+++ Source material

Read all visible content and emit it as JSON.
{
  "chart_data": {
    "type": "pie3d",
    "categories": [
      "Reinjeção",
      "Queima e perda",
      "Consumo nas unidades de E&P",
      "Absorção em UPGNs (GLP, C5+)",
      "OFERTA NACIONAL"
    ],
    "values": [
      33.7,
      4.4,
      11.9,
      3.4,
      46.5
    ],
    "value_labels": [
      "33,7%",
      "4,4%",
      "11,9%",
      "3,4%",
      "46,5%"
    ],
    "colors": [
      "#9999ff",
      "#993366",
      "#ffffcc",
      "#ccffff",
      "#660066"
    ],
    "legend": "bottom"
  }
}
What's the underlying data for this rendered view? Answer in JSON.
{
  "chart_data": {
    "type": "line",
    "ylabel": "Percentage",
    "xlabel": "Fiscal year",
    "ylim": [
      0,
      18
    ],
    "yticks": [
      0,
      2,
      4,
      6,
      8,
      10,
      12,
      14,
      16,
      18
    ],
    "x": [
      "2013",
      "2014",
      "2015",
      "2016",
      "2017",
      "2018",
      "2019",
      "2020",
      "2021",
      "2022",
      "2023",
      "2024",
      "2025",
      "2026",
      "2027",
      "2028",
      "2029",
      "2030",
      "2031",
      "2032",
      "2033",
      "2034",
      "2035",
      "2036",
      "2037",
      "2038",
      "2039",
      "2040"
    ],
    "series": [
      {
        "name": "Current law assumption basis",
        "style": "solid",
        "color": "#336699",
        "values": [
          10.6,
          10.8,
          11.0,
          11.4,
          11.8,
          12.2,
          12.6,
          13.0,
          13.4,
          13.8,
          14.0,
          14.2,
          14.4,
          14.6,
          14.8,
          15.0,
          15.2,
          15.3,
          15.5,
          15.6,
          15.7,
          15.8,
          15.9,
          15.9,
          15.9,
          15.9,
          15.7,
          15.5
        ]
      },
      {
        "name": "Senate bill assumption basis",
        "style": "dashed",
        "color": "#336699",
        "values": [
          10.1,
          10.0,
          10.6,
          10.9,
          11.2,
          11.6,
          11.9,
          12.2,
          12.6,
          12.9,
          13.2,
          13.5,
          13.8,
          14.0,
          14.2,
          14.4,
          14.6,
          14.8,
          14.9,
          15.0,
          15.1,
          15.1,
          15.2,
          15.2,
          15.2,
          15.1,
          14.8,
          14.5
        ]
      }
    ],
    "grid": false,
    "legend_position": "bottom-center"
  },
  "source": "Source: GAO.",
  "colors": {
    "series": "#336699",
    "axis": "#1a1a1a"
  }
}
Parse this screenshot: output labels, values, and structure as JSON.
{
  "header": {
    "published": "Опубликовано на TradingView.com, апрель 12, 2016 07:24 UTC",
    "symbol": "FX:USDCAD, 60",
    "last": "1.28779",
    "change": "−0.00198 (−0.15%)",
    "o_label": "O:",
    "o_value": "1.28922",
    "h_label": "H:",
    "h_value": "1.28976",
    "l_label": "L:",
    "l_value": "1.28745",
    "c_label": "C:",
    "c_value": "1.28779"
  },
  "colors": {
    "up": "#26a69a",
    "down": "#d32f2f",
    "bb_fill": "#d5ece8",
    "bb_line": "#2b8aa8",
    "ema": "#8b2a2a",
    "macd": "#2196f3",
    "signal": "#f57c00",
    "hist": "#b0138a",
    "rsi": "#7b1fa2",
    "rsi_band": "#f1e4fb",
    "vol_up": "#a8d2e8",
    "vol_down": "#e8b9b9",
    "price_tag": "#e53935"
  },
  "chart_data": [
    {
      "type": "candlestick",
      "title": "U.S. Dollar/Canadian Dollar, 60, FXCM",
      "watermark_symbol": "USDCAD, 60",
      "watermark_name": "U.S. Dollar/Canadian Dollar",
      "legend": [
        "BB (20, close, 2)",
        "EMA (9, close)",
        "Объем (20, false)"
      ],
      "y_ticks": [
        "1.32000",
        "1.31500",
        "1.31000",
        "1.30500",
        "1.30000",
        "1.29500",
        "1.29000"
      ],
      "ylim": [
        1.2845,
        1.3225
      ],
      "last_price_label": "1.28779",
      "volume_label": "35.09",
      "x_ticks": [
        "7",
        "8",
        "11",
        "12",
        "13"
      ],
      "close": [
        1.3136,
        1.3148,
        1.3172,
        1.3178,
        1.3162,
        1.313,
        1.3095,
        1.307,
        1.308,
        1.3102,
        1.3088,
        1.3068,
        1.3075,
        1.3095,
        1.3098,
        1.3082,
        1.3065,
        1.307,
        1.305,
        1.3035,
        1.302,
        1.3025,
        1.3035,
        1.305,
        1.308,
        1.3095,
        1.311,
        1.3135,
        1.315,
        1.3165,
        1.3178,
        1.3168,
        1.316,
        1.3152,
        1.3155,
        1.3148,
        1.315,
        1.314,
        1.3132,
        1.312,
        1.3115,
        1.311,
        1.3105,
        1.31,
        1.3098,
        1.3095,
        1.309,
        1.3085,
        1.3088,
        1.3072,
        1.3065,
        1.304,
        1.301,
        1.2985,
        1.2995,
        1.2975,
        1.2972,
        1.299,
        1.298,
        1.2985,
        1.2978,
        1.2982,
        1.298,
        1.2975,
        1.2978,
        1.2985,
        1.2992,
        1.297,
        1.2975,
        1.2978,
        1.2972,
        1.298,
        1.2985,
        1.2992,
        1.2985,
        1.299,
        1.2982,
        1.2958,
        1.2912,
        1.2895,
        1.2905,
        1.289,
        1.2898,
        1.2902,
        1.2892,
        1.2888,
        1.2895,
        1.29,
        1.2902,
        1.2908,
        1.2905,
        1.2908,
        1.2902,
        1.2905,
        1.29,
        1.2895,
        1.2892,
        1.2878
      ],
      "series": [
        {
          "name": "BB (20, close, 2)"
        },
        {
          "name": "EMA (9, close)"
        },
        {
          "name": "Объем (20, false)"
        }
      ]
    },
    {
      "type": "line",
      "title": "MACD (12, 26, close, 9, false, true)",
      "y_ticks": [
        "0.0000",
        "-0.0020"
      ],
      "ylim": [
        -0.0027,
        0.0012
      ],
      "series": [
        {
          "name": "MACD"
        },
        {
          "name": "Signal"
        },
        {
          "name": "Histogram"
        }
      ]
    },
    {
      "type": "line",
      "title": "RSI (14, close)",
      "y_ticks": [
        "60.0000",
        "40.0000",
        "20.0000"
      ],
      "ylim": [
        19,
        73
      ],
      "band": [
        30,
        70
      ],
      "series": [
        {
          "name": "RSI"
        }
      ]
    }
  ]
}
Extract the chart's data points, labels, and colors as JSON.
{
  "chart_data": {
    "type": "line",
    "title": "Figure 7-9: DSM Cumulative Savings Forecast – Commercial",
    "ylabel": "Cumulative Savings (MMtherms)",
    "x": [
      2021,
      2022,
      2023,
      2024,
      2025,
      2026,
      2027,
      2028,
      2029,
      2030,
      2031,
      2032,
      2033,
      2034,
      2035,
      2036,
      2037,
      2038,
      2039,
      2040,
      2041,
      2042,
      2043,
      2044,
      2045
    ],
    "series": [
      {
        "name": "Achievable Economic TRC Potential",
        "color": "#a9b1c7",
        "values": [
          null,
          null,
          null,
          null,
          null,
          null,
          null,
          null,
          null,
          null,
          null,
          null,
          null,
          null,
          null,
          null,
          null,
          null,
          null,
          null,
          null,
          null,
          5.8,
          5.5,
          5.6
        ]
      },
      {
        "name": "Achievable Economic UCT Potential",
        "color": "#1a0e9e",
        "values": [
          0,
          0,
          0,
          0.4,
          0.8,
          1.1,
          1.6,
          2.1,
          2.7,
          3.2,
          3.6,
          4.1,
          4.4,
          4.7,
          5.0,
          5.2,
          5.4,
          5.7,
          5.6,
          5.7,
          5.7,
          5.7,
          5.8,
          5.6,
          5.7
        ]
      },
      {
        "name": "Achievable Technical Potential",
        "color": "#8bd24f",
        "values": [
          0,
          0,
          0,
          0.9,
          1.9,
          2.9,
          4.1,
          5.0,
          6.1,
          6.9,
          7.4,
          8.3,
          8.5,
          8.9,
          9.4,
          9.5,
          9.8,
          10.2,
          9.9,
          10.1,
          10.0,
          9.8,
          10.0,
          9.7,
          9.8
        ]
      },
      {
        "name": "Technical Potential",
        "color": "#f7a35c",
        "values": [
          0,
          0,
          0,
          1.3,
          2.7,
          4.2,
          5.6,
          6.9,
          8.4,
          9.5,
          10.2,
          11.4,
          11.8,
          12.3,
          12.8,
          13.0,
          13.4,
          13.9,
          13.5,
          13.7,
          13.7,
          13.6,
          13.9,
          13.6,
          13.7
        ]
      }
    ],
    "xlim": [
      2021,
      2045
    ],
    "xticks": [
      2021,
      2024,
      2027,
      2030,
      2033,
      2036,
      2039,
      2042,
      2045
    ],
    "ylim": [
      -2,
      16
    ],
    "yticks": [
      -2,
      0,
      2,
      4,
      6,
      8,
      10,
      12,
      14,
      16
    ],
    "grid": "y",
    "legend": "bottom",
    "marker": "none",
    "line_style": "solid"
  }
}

++++++

*Task to complete*:
How many of the lines above hold the word "assumption"? Give only that number.

*Task response*:
2